→ Exercise description
Please copy all the lines that follow, word for word.

→ Material provided
----
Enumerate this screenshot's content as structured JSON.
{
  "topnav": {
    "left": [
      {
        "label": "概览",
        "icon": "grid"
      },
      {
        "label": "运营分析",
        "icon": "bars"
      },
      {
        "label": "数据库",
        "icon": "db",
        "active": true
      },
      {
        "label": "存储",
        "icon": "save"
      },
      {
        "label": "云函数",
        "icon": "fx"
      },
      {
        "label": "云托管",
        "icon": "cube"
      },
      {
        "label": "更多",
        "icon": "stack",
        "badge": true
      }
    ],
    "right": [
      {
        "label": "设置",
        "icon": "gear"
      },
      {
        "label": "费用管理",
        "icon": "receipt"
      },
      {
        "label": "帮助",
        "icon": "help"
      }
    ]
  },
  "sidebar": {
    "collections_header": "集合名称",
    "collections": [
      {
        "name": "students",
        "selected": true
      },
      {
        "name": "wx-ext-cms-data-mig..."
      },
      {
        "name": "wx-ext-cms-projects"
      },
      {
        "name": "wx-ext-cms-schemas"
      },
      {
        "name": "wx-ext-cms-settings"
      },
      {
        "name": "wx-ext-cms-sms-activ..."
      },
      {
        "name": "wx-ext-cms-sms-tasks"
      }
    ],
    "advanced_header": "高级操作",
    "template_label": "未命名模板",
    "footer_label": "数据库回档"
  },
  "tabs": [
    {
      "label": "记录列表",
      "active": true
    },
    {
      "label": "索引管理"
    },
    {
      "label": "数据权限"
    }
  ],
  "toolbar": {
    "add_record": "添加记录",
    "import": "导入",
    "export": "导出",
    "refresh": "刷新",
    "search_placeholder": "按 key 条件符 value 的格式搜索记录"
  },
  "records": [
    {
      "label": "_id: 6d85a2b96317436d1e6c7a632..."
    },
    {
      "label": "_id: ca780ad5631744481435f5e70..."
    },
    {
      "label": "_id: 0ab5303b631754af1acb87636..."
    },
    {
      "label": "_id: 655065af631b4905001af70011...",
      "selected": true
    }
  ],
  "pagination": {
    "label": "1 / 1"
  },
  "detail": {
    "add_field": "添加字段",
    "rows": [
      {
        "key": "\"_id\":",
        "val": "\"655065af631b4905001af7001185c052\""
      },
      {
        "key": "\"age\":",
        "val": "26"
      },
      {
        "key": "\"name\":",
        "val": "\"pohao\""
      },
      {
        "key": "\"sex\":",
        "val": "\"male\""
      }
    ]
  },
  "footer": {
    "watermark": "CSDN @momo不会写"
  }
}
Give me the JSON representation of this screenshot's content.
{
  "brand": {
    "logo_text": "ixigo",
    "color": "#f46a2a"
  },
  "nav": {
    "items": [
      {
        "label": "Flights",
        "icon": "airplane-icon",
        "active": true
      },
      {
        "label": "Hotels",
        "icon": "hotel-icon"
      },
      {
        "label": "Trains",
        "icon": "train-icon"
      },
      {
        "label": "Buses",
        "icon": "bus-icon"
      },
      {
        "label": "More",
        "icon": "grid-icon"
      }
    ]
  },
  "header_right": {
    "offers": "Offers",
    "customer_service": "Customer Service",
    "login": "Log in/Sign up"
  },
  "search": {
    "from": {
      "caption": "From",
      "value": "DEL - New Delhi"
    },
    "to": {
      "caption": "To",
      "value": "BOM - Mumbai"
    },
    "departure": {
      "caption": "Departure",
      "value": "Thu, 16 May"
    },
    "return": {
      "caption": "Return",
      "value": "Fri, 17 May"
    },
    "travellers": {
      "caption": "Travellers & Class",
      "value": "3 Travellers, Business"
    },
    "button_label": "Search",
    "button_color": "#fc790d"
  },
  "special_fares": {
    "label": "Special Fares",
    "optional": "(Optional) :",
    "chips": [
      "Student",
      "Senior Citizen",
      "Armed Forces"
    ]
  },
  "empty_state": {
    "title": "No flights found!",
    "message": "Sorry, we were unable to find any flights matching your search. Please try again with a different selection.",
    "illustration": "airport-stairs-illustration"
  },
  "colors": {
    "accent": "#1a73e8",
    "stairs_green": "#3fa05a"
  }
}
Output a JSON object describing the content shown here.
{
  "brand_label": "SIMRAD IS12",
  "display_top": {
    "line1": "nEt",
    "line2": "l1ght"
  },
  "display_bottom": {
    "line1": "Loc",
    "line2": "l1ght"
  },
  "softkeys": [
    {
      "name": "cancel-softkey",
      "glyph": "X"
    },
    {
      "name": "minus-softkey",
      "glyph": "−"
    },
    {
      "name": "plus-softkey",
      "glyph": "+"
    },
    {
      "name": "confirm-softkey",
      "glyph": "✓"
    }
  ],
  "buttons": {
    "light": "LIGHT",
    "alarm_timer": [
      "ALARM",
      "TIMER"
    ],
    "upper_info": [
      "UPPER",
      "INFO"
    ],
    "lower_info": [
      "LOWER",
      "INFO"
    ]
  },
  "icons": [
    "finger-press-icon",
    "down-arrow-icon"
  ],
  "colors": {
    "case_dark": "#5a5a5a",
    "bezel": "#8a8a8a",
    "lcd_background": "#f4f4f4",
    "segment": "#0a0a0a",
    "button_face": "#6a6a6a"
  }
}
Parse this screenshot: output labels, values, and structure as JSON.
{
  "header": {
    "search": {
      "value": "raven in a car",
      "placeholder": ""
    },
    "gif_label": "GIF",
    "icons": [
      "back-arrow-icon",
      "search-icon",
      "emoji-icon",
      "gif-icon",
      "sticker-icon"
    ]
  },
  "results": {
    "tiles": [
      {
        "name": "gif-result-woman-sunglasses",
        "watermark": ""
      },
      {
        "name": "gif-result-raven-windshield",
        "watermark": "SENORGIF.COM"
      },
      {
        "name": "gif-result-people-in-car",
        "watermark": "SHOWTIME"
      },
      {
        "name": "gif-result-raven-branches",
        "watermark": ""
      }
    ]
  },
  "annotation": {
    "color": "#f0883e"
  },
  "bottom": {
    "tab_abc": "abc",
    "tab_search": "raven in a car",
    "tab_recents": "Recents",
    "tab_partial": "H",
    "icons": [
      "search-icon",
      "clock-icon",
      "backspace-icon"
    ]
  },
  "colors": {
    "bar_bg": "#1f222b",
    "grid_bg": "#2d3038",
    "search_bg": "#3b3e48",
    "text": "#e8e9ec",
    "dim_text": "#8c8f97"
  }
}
----
→ Expected answer
Enumerate this screenshot's content as structured JSON.
{
  "topnav": {
    "left": [
      {
        "label": "概览",
        "icon": "grid"
      },
      {
        "label": "运营分析",
        "icon": "bars"
      },
      {
        "label": "数据库",
        "icon": "db",
        "active": true
      },
      {
        "label": "存储",
        "icon": "save"
      },
      {
        "label": "云函数",
        "icon": "fx"
      },
      {
        "label": "云托管",
        "icon": "cube"
      },
      {
        "label": "更多",
        "icon": "stack",
        "badge": true
      }
    ],
    "right": [
      {
        "label": "设置",
        "icon": "gear"
      },
      {
        "label": "费用管理",
        "icon": "receipt"
      },
      {
        "label": "帮助",
        "icon": "help"
      }
    ]
  },
  "sidebar": {
    "collections_header": "集合名称",
    "collections": [
      {
        "name": "students",
        "selected": true
      },
      {
        "name": "wx-ext-cms-data-mig..."
      },
      {
        "name": "wx-ext-cms-projects"
      },
      {
        "name": "wx-ext-cms-schemas"
      },
      {
        "name": "wx-ext-cms-settings"
      },
      {
        "name": "wx-ext-cms-sms-activ..."
      },
      {
        "name": "wx-ext-cms-sms-tasks"
      }
    ],
    "advanced_header": "高级操作",
    "template_label": "未命名模板",
    "footer_label": "数据库回档"
  },
  "tabs": [
    {
      "label": "记录列表",
      "active": true
    },
    {
      "label": "索引管理"
    },
    {
      "label": "数据权限"
    }
  ],
  "toolbar": {
    "add_record": "添加记录",
    "import": "导入",
    "export": "导出",
    "refresh": "刷新",
    "search_placeholder": "按 key 条件符 value 的格式搜索记录"
  },
  "records": [
    {
      "label": "_id: 6d85a2b96317436d1e6c7a632..."
    },
    {
      "label": "_id: ca780ad5631744481435f5e70..."
    },
    {
      "label": "_id: 0ab5303b631754af1acb87636..."
    },
    {
      "label": "_id: 655065af631b4905001af70011...",
      "selected": true
    }
  ],
  "pagination": {
    "label": "1 / 1"
  },
  "detail": {
    "add_field": "添加字段",
    "rows": [
      {
        "key": "\"_id\":",
        "val": "\"655065af631b4905001af7001185c052\""
      },
      {
        "key": "\"age\":",
        "val": "26"
      },
      {
        "key": "\"name\":",
        "val": "\"pohao\""
      },
      {
        "key": "\"sex\":",
        "val": "\"male\""
      }
    ]
  },
  "footer": {
    "watermark": "CSDN @momo不会写"
  }
}
Give me the JSON representation of this screenshot's content.
{
  "brand": {
    "logo_text": "ixigo",
    "color": "#f46a2a"
  },
  "nav": {
    "items": [
      {
        "label": "Flights",
        "icon": "airplane-icon",
        "active": true
      },
      {
        "label": "Hotels",
        "icon": "hotel-icon"
      },
      {
        "label": "Trains",
        "icon": "train-icon"
      },
      {
        "label": "Buses",
        "icon": "bus-icon"
      },
      {
        "label": "More",
        "icon": "grid-icon"
      }
    ]
  },
  "header_right": {
    "offers": "Offers",
    "customer_service": "Customer Service",
    "login": "Log in/Sign up"
  },
  "search": {
    "from": {
      "caption": "From",
      "value": "DEL - New Delhi"
    },
    "to": {
      "caption": "To",
      "value": "BOM - Mumbai"
    },
    "departure": {
      "caption": "Departure",
      "value": "Thu, 16 May"
    },
    "return": {
      "caption": "Return",
      "value": "Fri, 17 May"
    },
    "travellers": {
      "caption": "Travellers & Class",
      "value": "3 Travellers, Business"
    },
    "button_label": "Search",
    "button_color": "#fc790d"
  },
  "special_fares": {
    "label": "Special Fares",
    "optional": "(Optional) :",
    "chips": [
      "Student",
      "Senior Citizen",
      "Armed Forces"
    ]
  },
  "empty_state": {
    "title": "No flights found!",
    "message": "Sorry, we were unable to find any flights matching your search. Please try again with a different selection.",
    "illustration": "airport-stairs-illustration"
  },
  "colors": {
    "accent": "#1a73e8",
    "stairs_green": "#3fa05a"
  }
}
Output a JSON object describing the content shown here.
{
  "brand_label": "SIMRAD IS12",
  "display_top": {
    "line1": "nEt",
    "line2": "l1ght"
  },
  "display_bottom": {
    "line1": "Loc",
    "line2": "l1ght"
  },
  "softkeys": [
    {
      "name": "cancel-softkey",
      "glyph": "X"
    },
    {
      "name": "minus-softkey",
      "glyph": "−"
    },
    {
      "name": "plus-softkey",
      "glyph": "+"
    },
    {
      "name": "confirm-softkey",
      "glyph": "✓"
    }
  ],
  "buttons": {
    "light": "LIGHT",
    "alarm_timer": [
      "ALARM",
      "TIMER"
    ],
    "upper_info": [
      "UPPER",
      "INFO"
    ],
    "lower_info": [
      "LOWER",
      "INFO"
    ]
  },
  "icons": [
    "finger-press-icon",
    "down-arrow-icon"
  ],
  "colors": {
    "case_dark": "#5a5a5a",
    "bezel": "#8a8a8a",
    "lcd_background": "#f4f4f4",
    "segment": "#0a0a0a",
    "button_face": "#6a6a6a"
  }
}
Parse this screenshot: output labels, values, and structure as JSON.
{
  "header": {
    "search": {
      "value": "raven in a car",
      "placeholder": ""
    },
    "gif_label": "GIF",
    "icons": [
      "back-arrow-icon",
      "search-icon",
      "emoji-icon",
      "gif-icon",
      "sticker-icon"
    ]
  },
  "results": {
    "tiles": [
      {
        "name": "gif-result-woman-sunglasses",
        "watermark": ""
      },
      {
        "name": "gif-result-raven-windshield",
        "watermark": "SENORGIF.COM"
      },
      {
        "name": "gif-result-people-in-car",
        "watermark": "SHOWTIME"
      },
      {
        "name": "gif-result-raven-branches",
        "watermark": ""
      }
    ]
  },
  "annotation": {
    "color": "#f0883e"
  },
  "bottom": {
    "tab_abc": "abc",
    "tab_search": "raven in a car",
    "tab_recents": "Recents",
    "tab_partial": "H",
    "icons": [
      "search-icon",
      "clock-icon",
      "backspace-icon"
    ]
  },
  "colors": {
    "bar_bg": "#1f222b",
    "grid_bg": "#2d3038",
    "search_bg": "#3b3e48",
    "text": "#e8e9ec",
    "dim_text": "#8c8f97"
  }
}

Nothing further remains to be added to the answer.